_What is required_. Here are some records; copy every line that holds the word "ellipsoidal".

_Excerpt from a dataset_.
★ ★ ★ ★ ★

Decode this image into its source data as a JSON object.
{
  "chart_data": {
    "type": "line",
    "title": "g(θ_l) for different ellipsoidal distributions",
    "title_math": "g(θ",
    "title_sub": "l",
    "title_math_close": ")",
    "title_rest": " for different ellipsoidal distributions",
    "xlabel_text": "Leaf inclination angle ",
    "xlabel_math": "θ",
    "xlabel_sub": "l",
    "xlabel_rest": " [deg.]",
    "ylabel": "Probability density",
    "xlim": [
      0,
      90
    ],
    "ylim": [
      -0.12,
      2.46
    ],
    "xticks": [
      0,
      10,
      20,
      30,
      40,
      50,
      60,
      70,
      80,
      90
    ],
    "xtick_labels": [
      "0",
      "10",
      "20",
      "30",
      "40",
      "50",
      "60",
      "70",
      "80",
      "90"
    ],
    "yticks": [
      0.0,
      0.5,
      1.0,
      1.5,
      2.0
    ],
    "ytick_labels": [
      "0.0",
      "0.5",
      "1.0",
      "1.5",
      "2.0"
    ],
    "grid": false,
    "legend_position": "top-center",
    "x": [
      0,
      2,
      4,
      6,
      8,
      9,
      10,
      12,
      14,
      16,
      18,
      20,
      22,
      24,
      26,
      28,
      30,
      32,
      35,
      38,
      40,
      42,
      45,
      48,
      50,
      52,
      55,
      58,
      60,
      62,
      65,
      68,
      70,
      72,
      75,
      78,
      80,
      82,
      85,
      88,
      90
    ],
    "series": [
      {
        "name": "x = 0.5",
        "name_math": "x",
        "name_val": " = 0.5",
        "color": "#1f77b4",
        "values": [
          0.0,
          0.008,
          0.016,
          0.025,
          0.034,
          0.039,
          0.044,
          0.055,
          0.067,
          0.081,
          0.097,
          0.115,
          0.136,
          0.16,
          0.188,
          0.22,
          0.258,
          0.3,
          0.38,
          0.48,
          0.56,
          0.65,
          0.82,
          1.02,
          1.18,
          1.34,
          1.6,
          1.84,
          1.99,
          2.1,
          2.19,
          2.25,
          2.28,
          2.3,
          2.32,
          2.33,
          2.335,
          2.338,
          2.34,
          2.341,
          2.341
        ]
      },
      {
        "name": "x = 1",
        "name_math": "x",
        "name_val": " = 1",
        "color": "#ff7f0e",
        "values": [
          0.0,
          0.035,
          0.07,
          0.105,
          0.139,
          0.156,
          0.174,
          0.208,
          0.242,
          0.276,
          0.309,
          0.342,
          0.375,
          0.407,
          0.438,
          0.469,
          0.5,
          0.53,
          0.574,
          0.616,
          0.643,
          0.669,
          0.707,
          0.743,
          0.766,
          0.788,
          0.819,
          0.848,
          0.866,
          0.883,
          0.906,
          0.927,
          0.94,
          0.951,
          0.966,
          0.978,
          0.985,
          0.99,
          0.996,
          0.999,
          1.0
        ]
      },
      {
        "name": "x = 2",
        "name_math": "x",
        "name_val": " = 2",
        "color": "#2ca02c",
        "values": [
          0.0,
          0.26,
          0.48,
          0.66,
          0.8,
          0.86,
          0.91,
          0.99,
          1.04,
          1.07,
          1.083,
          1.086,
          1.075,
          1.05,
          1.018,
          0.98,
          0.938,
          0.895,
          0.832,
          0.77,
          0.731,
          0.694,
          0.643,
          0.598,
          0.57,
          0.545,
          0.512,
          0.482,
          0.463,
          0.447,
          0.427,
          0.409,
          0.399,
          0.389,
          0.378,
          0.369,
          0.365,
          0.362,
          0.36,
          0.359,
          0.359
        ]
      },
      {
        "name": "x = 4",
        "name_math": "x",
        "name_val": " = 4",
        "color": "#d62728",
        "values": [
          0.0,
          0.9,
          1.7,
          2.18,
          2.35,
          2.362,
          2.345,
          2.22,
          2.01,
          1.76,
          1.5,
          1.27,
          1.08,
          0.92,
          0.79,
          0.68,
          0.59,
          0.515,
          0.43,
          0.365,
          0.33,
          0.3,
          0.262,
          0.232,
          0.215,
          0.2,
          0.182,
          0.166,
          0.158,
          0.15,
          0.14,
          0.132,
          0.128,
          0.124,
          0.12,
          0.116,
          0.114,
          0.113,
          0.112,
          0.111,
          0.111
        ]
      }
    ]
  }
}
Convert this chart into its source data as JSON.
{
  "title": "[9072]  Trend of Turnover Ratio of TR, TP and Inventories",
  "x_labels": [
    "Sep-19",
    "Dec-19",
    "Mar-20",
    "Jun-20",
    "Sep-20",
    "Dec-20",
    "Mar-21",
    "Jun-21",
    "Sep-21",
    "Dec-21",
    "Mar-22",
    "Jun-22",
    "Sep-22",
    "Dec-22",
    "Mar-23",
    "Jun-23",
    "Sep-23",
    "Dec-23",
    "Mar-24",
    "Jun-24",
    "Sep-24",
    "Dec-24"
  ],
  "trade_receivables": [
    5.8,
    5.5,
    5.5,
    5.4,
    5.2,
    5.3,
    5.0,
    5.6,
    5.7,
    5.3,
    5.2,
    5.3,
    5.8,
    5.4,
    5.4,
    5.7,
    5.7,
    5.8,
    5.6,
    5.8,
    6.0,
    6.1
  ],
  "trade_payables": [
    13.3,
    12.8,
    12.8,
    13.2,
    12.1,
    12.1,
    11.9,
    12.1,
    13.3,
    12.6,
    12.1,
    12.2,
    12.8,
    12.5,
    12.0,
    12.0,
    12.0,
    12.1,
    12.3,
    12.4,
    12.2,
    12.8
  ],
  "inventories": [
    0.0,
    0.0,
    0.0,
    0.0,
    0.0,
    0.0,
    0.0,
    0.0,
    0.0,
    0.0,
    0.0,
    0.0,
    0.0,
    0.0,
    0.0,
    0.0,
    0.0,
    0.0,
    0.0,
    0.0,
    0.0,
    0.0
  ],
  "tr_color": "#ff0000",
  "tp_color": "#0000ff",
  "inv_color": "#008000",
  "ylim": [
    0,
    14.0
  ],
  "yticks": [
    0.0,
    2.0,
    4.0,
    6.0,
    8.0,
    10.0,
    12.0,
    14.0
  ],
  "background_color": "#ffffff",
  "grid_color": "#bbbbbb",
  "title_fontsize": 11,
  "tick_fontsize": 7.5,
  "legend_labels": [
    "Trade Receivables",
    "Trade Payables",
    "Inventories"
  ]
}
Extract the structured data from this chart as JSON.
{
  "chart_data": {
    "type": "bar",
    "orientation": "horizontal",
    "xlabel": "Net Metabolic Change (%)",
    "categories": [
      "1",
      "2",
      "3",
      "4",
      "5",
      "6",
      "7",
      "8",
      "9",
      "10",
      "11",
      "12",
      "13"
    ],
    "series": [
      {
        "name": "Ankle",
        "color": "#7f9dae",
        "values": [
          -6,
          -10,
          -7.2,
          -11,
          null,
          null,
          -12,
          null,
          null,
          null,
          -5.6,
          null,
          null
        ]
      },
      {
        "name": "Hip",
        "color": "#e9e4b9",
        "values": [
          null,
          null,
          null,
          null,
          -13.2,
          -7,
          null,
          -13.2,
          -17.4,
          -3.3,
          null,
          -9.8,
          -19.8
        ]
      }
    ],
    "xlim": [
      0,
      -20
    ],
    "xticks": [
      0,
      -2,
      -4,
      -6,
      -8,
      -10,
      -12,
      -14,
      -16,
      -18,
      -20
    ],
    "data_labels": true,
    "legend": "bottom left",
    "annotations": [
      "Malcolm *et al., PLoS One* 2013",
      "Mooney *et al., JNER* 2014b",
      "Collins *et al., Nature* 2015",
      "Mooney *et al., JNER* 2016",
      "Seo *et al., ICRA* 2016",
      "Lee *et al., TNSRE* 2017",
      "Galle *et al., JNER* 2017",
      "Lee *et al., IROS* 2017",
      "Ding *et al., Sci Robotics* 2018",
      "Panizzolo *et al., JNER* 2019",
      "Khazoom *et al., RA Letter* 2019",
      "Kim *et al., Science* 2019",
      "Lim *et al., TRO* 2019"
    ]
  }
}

★ ★ ★ ★ ★

_Expected output_.
    "title": "g(θ_l) for different ellipsoidal distributions",
    "title_rest": " for different ellipsoidal distributions",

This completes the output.